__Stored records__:

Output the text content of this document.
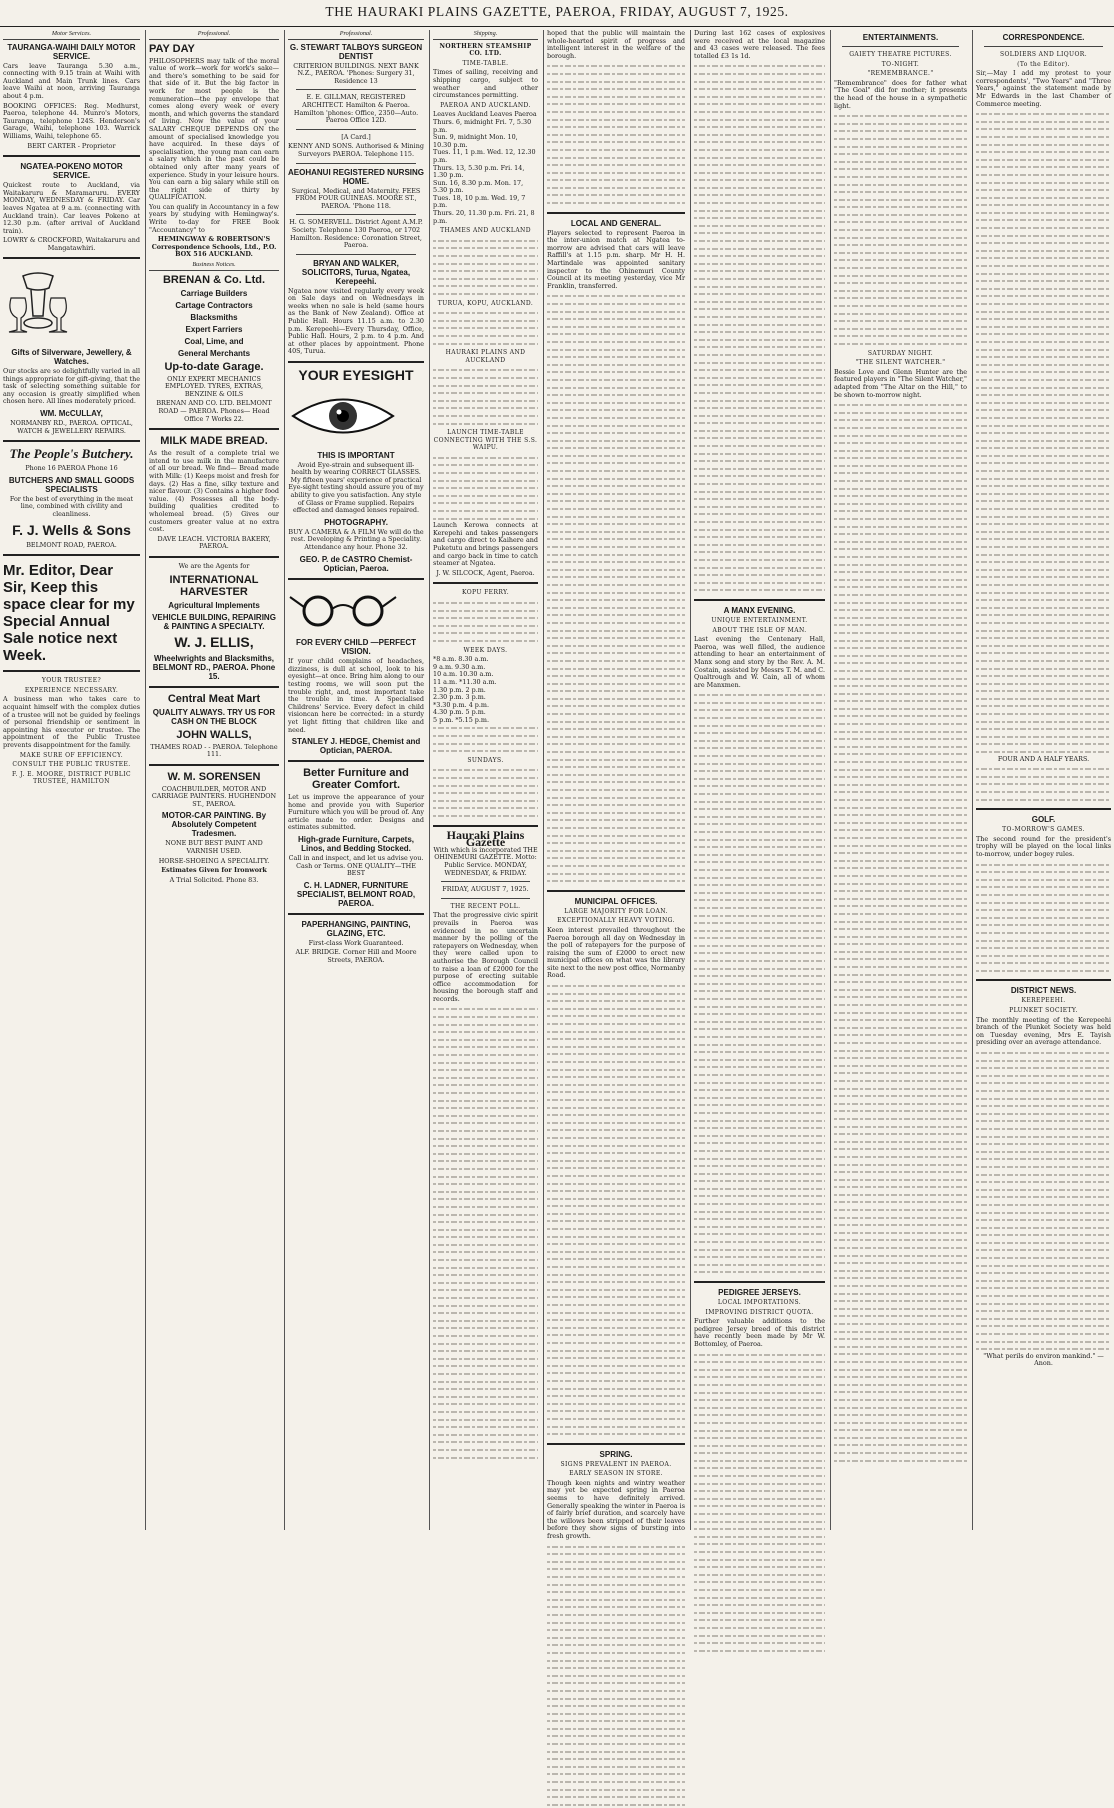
THE HAURAKI PLAINS GAZETTE, PAEROA, FRIDAY, AUGUST 7, 1925.
Motor Services.
TAURANGA-WAIHI DAILY MOTOR SERVICE.

Cars leave Tauranga 5.30 a.m., connecting with 9.15 train at Waihi with Auckland and Main Trunk lines. Cars leave Waihi at noon, arriving Tauranga about 4 p.m.

BOOKING OFFICES: Reg. Medhurst, Paeroa, telephone 44. Munro's Motors, Tauranga, telephone 124S. Henderson's Garage, Waihi, telephone 103. Warrick Williams, Waihi, telephone 65.

BERT CARTER - Proprietor

NGATEA-POKENO MOTOR SERVICE.

Quickest route to Auckland, via Waitakaruru & Maramaruru. EVERY MONDAY, WEDNESDAY & FRIDAY. Car leaves Ngatea at 9 a.m. (connecting with Auckland train). Car leaves Pokeno at 12.30 p.m. (after arrival of Auckland train).

LOWRY & CROCKFORD, Waitakaruru and Mangatawhiri.

Gifts of Silverware, Jewellery, & Watches.

Our stocks are so delightfully varied in all things appropriate for gift-giving, that the task of selecting something suitable for any occasion is greatly simplified when chosen here. All lines moderately priced.

WM. McCULLAY,

NORMANBY RD., PAEROA. OPTICAL, WATCH & JEWELLERY REPAIRS.

The People's Butchery.

Phone 16 PAEROA Phone 16

BUTCHERS AND SMALL GOODS SPECIALISTS

For the best of everything in the meat line, combined with civility and cleanliness.

F. J. Wells & Sons

BELMONT ROAD, PAEROA.

Mr. Editor, Dear Sir, Keep this space clear for my Special Annual Sale notice next Week.
YOUR TRUSTEE?
EXPERIENCE NECESSARY.

A business man who takes care to acquaint himself with the complex duties of a trustee will not be guided by feelings of personal friendship or sentiment in appointing his executor or trustee. The appointment of the Public Trustee prevents disappointment for the family.

MAKE SURE OF EFFICIENCY.
CONSULT THE PUBLIC TRUSTEE.
F. J. E. MOORE, DISTRICT PUBLIC TRUSTEE, HAMILTON
Professional.
PAY DAY

PHILOSOPHERS may talk of the moral value of work—work for work's sake—and there's something to be said for that side of it. But the big factor in work for most people is the remuneration—the pay envelope that comes along every week or every month, and which governs the standard of living. Now the value of your SALARY CHEQUE DEPENDS ON the amount of specialised knowledge you have acquired. In these days of specialisation, the young man can earn a salary which in the past could be obtained only after many years of experience. Study in your leisure hours. You can earn a big salary while still on the right side of thirty by QUALIFICATION.

You can qualify in Accountancy in a few years by studying with Hemingway's. Write to-day for FREE Book "Accountancy" to

HEMINGWAY & ROBERTSON'S Correspondence Schools, Ltd., P.O. BOX 516 AUCKLAND.

Business Notices.
BRENAN & Co. Ltd.
Carriage Builders
Cartage Contractors
Blacksmiths
Expert Farriers
Coal, Lime, and
General Merchants
Up-to-date Garage.

ONLY EXPERT MECHANICS EMPLOYED. TYRES, EXTRAS, BENZINE & OILS

BRENAN AND CO. LTD. BELMONT ROAD — PAEROA. Phones— Head Office 7 Works 22.

MILK MADE BREAD.

As the result of a complete trial we intend to use milk in the manufacture of all our bread. We find— Bread made with Milk: (1) Keeps moist and fresh for days. (2) Has a fine, silky texture and nicer flavour. (3) Contains a higher food value. (4) Possesses all the body-building qualities credited to wholemeal bread. (5) Gives our customers greater value at no extra cost.

DAVE LEACH. VICTORIA BAKERY, PAEROA.

We are the Agents for

INTERNATIONAL HARVESTER
Agricultural Implements
VEHICLE BUILDING, REPAIRING & PAINTING A SPECIALTY.
W. J. ELLIS,
Wheelwrights and Blacksmiths, BELMONT RD., PAEROA. Phone 15.
Central Meat Mart
QUALITY ALWAYS. TRY US FOR CASH ON THE BLOCK
JOHN WALLS,

THAMES ROAD - - PAEROA. Telephone 111.

W. M. SORENSEN

COACHBUILDER, MOTOR AND CARRIAGE PAINTERS. HUGHENDON ST., PAEROA.

MOTOR-CAR PAINTING. By Absolutely Competent Tradesmen.

NONE BUT BEST PAINT AND VARNISH USED.

HORSE-SHOEING A SPECIALITY.

Estimates Given for Ironwork

A Trial Solicited. Phone 83.

Professional.
G. STEWART TALBOYS SURGEON DENTIST

CRITERION BUILDINGS. NEXT BANK N.Z., PAEROA. 'Phones: Surgery 31, Residence 13

E. E. GILLMAN, REGISTERED ARCHITECT. Hamilton & Paeroa. Hamilton 'phones: Office, 2350—Auto. Paeroa Office 12D.

[A Card.]

KENNY AND SONS. Authorised & Mining Surveyors PAEROA. Telephone 115.

AEOHANUI REGISTERED NURSING HOME.

Surgical, Medical, and Maternity. FEES FROM FOUR GUINEAS. MOORE ST., PAEROA. 'Phone 118.

H. G. SOMERVELL. District Agent A.M.P. Society. Telephone 130 Paeroa, or 1702 Hamilton. Residence: Coronation Street, Paeroa.

BRYAN AND WALKER, SOLICITORS, Turua, Ngatea, Kerepeehi.

Ngatea now visited regularly every week on Sale days and on Wednesdays in weeks when no sale is held (same hours as the Bank of New Zealand). Office at Public Hall. Hours 11.15 a.m. to 2.30 p.m. Kerepeehi—Every Thursday, Office, Public Hall. Hours, 2 p.m. to 4 p.m. And at other places by appointment. Phone 40S, Turua.

YOUR EYESIGHT
THIS IS IMPORTANT

Avoid Eye-strain and subsequent ill-health by wearing CORRECT GLASSES. My fifteen years' experience of practical Eye-sight testing should assure you of my ability to give you satisfaction. Any style of Glass or Frame supplied. Repairs effected and damaged lenses repaired.

PHOTOGRAPHY.

BUY A CAMERA & A FILM We will do the rest. Developing & Printing a Speciality. Attendance any hour. Phone 32.

GEO. P. de CASTRO Chemist-Optician, Paeroa.
FOR EVERY CHILD —PERFECT VISION.

If your child complains of headaches, dizziness, is dull at school, look to his eyesight—at once. Bring him along to our testing rooms, we will soon put the trouble right, and, most important take the trouble in time. A Specialised Childrens' Service. Every defect in child visioncan here be corrected: in a sturdy yet light fitting that children like and need.

STANLEY J. HEDGE, Chemist and Optician, PAEROA.
Better Furniture and Greater Comfort.

Let us improve the appearance of your home and provide you with Superior Furniture which you will be proud of. Any article made to order. Designs and estimates submitted.

High-grade Furniture, Carpets, Linos, and Bedding Stocked.

Call in and inspect, and let us advise you. Cash or Terms. ONE QUALITY—THE BEST

C. H. LADNER, FURNITURE SPECIALIST, BELMONT ROAD, PAEROA.
PAPERHANGING, PAINTING, GLAZING, ETC.

First-class Work Guaranteed.

ALF. BRIDGE. Corner Hill and Moore Streets, PAEROA.

Shipping.
NORTHERN STEAMSHIP CO. LTD.
TIME-TABLE.

Times of sailing, receiving and shipping cargo, subject to weather and other circumstances permitting.

PAEROA AND AUCKLAND.
Leaves Auckland Leaves Paeroa
Thurs. 6, midnight Fri. 7, 5.30 p.m.
Sun. 9, midnight Mon. 10, 10.30 p.m.
Tues. 11, 1 p.m. Wed. 12, 12.30 p.m.
Thurs. 13, 5.30 p.m. Fri. 14, 1.30 p.m.
Sun. 16, 8.30 p.m. Mon. 17, 5.30 p.m.
Tues. 18, 10 p.m. Wed. 19, 7 p.m.
Thurs. 20, 11.30 p.m. Fri. 21, 8 p.m.
THAMES AND AUCKLAND
TURUA, KOPU, AUCKLAND.
HAURAKI PLAINS AND AUCKLAND
LAUNCH TIME-TABLE CONNECTING WITH THE S.S. WAIPU.

Launch Kerowa connects at Kerepehi and takes passengers and cargo direct to Kaihere and Puketutu and brings passengers and cargo back in time to catch steamer at Ngatea.

J. W. SILCOCK, Agent, Paeroa.

KOPU FERRY.
WEEK DAYS.
*8 a.m. 8.30 a.m.
9 a.m. 9.30 a.m.
10 a.m. 10.30 a.m.
11 a.m. *11.30 a.m.
1.30 p.m. 2 p.m.
2.30 p.m. 3 p.m.
*3.30 p.m. 4 p.m.
4.30 p.m. 5 p.m.
5 p.m. *5.15 p.m.
SUNDAYS.
Hauraki Plains Gazette

With which is incorporated THE OHINEMURI GAZETTE. Motto: Public Service. MONDAY, WEDNESDAY, & FRIDAY.

FRIDAY, AUGUST 7, 1925.

THE RECENT POLL.

That the progressive civic spirit prevails in Paeroa was evidenced in no uncertain manner by the polling of the ratepayers on Wednesday, when they were called upon to authorise the Borough Council to raise a loan of £2000 for the purpose of erecting suitable office accommodation for housing the borough staff and records.

hoped that the public will maintain the whole-hearted spirit of progress and intelligent interest in the welfare of the borough.

LOCAL AND GENERAL.

Players selected to represent Paeroa in the inter-union match at Ngatea to-morrow are advised that cars will leave Raffill's at 1.15 p.m. sharp. Mr H. H. Martindale was appointed sanitary inspector to the Ohinemuri County Council at its meeting yesterday, vice Mr Franklin, transferred.

MUNICIPAL OFFICES.
LARGE MAJORITY FOR LOAN.
EXCEPTIONALLY HEAVY VOTING.

Keen interest prevailed throughout the Paeroa borough all day on Wednesday in the poll of ratepayers for the purpose of raising the sum of £2000 to erect new municipal offices on what was the library site next to the new post office, Normanby Road.

SPRING.
SIGNS PREVALENT IN PAEROA.
EARLY SEASON IN STORE.

Though keen nights and wintry weather may yet be expected spring in Paeroa seems to have definitely arrived. Generally speaking the winter in Paeroa is of fairly brief duration, and scarcely have the willows been stripped of their leaves before they show signs of bursting into fresh growth.

During last 162 cases of explosives were received at the local magazine and 43 cases were released. The fees totalled £3 1s 1d.

A MANX EVENING.
UNIQUE ENTERTAINMENT.
ABOUT THE ISLE OF MAN.

Last evening the Centenary Hall, Paeroa, was well filled, the audience attending to hear an entertainment of Manx song and story by the Rev. A. M. Costain, assisted by Messrs T. M. and C. Qualtrough and W. Cain, all of whom are Manxmen.

PEDIGREE JERSEYS.
LOCAL IMPORTATIONS.
IMPROVING DISTRICT QUOTA.

Further valuable additions to the pedigree Jersey breed of this district have recently been made by Mr W. Bottomley, of Paeroa.

ENTERTAINMENTS.
GAIETY THEATRE PICTURES.
TO-NIGHT.
"REMEMBRANCE."

"Remembrance" does for father what "The Goal" did for mother; it presents the head of the house in a sympathetic light.

SATURDAY NIGHT.
"THE SILENT WATCHER."

Bessie Love and Glenn Hunter are the featured players in "The Silent Watcher," adapted from "The Altar on the Hill," to be shown to-morrow night.

CORRESPONDENCE.
SOLDIERS AND LIQUOR.
(To the Editor).

Sir,—May I add my protest to your correspondents', "Two Years" and "Three Years," against the statement made by Mr Edwards in the last Chamber of Commerce meeting.

FOUR AND A HALF YEARS.

GOLF.
TO-MORROW'S GAMES.

The second round for the president's trophy will be played on the local links to-morrow, under bogey rules.

DISTRICT NEWS.
KEREPEEHI.
PLUNKET SOCIETY.

The monthly meeting of the Kerepeehi branch of the Plunket Society was held on Tuesday evening, Mrs E. Tayish presiding over an average attendance.

"What perils do environ mankind." —Anon.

__Set task__: Only a number is wanted: how many lines contain the word "THAMES"?

__Reply to the exercise__: 2